* **What is asked**: Retype all of the data exactly as given.
......
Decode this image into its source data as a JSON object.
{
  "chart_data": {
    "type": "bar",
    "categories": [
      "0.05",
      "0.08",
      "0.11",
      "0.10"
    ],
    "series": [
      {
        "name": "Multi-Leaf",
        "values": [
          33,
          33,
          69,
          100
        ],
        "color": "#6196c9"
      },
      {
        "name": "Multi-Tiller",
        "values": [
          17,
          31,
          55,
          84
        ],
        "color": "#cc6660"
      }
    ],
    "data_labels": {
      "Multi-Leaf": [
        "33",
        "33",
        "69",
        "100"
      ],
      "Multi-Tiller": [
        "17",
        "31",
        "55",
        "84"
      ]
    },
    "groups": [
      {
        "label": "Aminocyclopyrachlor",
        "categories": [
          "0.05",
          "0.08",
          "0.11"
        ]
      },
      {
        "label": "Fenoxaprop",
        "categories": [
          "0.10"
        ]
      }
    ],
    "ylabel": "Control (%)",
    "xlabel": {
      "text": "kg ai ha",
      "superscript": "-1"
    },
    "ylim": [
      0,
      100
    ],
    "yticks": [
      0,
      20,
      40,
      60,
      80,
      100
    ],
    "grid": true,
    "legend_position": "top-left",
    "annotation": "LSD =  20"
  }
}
......
* **Answer**:
Decode this image into its source data as a JSON object.
{
  "chart_data": {
    "type": "bar",
    "categories": [
      "0.05",
      "0.08",
      "0.11",
      "0.10"
    ],
    "series": [
      {
        "name": "Multi-Leaf",
        "values": [
          33,
          33,
          69,
          100
        ],
        "color": "#6196c9"
      },
      {
        "name": "Multi-Tiller",
        "values": [
          17,
          31,
          55,
          84
        ],
        "color": "#cc6660"
      }
    ],
    "data_labels": {
      "Multi-Leaf": [
        "33",
        "33",
        "69",
        "100"
      ],
      "Multi-Tiller": [
        "17",
        "31",
        "55",
        "84"
      ]
    },
    "groups": [
      {
        "label": "Aminocyclopyrachlor",
        "categories": [
          "0.05",
          "0.08",
          "0.11"
        ]
      },
      {
        "label": "Fenoxaprop",
        "categories": [
          "0.10"
        ]
      }
    ],
    "ylabel": "Control (%)",
    "xlabel": {
      "text": "kg ai ha",
      "superscript": "-1"
    },
    "ylim": [
      0,
      100
    ],
    "yticks": [
      0,
      20,
      40,
      60,
      80,
      100
    ],
    "grid": true,
    "legend_position": "top-left",
    "annotation": "LSD =  20"
  }
}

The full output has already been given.